Goal of the exercise = Leaving out the pictures, transcribe all of the records faithfully.

Data excerpts:
* start *

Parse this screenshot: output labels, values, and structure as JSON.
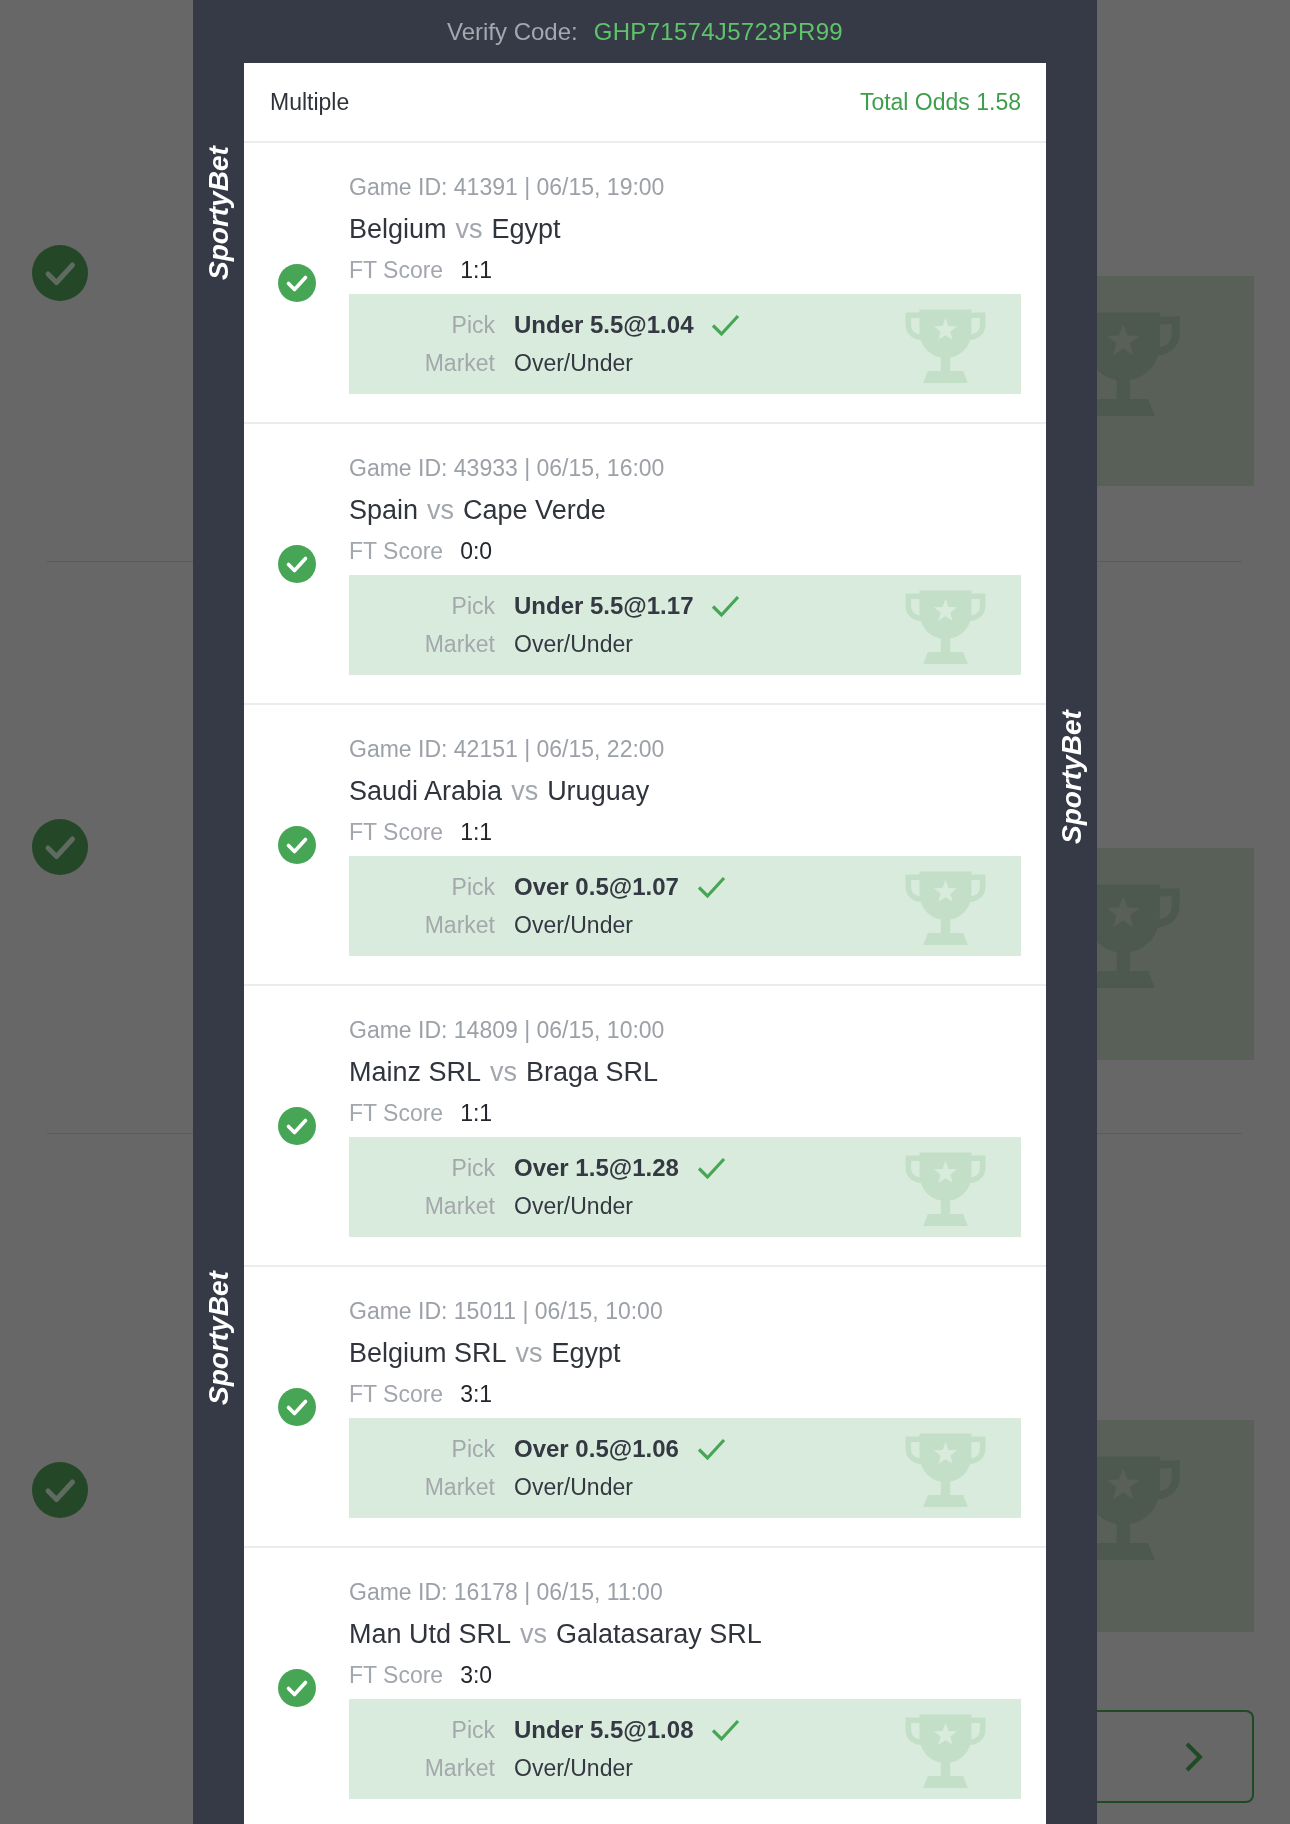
{
  "header": {
    "label": "Verify Code:",
    "code": "GHP71574J5723PR99"
  },
  "side_logos": {
    "left": [
      "SportyBet",
      "SportyBet"
    ],
    "right": [
      "SportyBet"
    ]
  },
  "ticket": {
    "type": "Multiple",
    "total_odds": "Total Odds 1.58"
  },
  "bets": [
    {
      "game": "Game ID: 41391 | 06/15, 19:00",
      "home": "Belgium",
      "vs": "vs",
      "away": "Egypt",
      "score_label": "FT Score",
      "score": "1:1",
      "pick_label": "Pick",
      "pick": "Under 5.5@1.04",
      "market_label": "Market",
      "market": "Over/Under",
      "won": true
    },
    {
      "game": "Game ID: 43933 | 06/15, 16:00",
      "home": "Spain",
      "vs": "vs",
      "away": "Cape Verde",
      "score_label": "FT Score",
      "score": "0:0",
      "pick_label": "Pick",
      "pick": "Under 5.5@1.17",
      "market_label": "Market",
      "market": "Over/Under",
      "won": true
    },
    {
      "game": "Game ID: 42151 | 06/15, 22:00",
      "home": "Saudi Arabia",
      "vs": "vs",
      "away": "Uruguay",
      "score_label": "FT Score",
      "score": "1:1",
      "pick_label": "Pick",
      "pick": "Over 0.5@1.07",
      "market_label": "Market",
      "market": "Over/Under",
      "won": true
    },
    {
      "game": "Game ID: 14809 | 06/15, 10:00",
      "home": "Mainz SRL",
      "vs": "vs",
      "away": "Braga SRL",
      "score_label": "FT Score",
      "score": "1:1",
      "pick_label": "Pick",
      "pick": "Over 1.5@1.28",
      "market_label": "Market",
      "market": "Over/Under",
      "won": true
    },
    {
      "game": "Game ID: 15011 | 06/15, 10:00",
      "home": "Belgium SRL",
      "vs": "vs",
      "away": "Egypt",
      "score_label": "FT Score",
      "score": "3:1",
      "pick_label": "Pick",
      "pick": "Over 0.5@1.06",
      "market_label": "Market",
      "market": "Over/Under",
      "won": true
    },
    {
      "game": "Game ID: 16178 | 06/15, 11:00",
      "home": "Man Utd SRL",
      "vs": "vs",
      "away": "Galatasaray SRL",
      "score_label": "FT Score",
      "score": "3:0",
      "pick_label": "Pick",
      "pick": "Under 5.5@1.08",
      "market_label": "Market",
      "market": "Over/Under",
      "won": true
    }
  ]
}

* end *

Worked solution =
Parse this screenshot: output labels, values, and structure as JSON.
{
  "header": {
    "label": "Verify Code:",
    "code": "GHP71574J5723PR99"
  },
  "side_logos": {
    "left": [
      "SportyBet",
      "SportyBet"
    ],
    "right": [
      "SportyBet"
    ]
  },
  "ticket": {
    "type": "Multiple",
    "total_odds": "Total Odds 1.58"
  },
  "bets": [
    {
      "game": "Game ID: 41391 | 06/15, 19:00",
      "home": "Belgium",
      "vs": "vs",
      "away": "Egypt",
      "score_label": "FT Score",
      "score": "1:1",
      "pick_label": "Pick",
      "pick": "Under 5.5@1.04",
      "market_label": "Market",
      "market": "Over/Under",
      "won": true
    },
    {
      "game": "Game ID: 43933 | 06/15, 16:00",
      "home": "Spain",
      "vs": "vs",
      "away": "Cape Verde",
      "score_label": "FT Score",
      "score": "0:0",
      "pick_label": "Pick",
      "pick": "Under 5.5@1.17",
      "market_label": "Market",
      "market": "Over/Under",
      "won": true
    },
    {
      "game": "Game ID: 42151 | 06/15, 22:00",
      "home": "Saudi Arabia",
      "vs": "vs",
      "away": "Uruguay",
      "score_label": "FT Score",
      "score": "1:1",
      "pick_label": "Pick",
      "pick": "Over 0.5@1.07",
      "market_label": "Market",
      "market": "Over/Under",
      "won": true
    },
    {
      "game": "Game ID: 14809 | 06/15, 10:00",
      "home": "Mainz SRL",
      "vs": "vs",
      "away": "Braga SRL",
      "score_label": "FT Score",
      "score": "1:1",
      "pick_label": "Pick",
      "pick": "Over 1.5@1.28",
      "market_label": "Market",
      "market": "Over/Under",
      "won": true
    },
    {
      "game": "Game ID: 15011 | 06/15, 10:00",
      "home": "Belgium SRL",
      "vs": "vs",
      "away": "Egypt",
      "score_label": "FT Score",
      "score": "3:1",
      "pick_label": "Pick",
      "pick": "Over 0.5@1.06",
      "market_label": "Market",
      "market": "Over/Under",
      "won": true
    },
    {
      "game": "Game ID: 16178 | 06/15, 11:00",
      "home": "Man Utd SRL",
      "vs": "vs",
      "away": "Galatasaray SRL",
      "score_label": "FT Score",
      "score": "3:0",
      "pick_label": "Pick",
      "pick": "Under 5.5@1.08",
      "market_label": "Market",
      "market": "Over/Under",
      "won": true
    }
  ]
}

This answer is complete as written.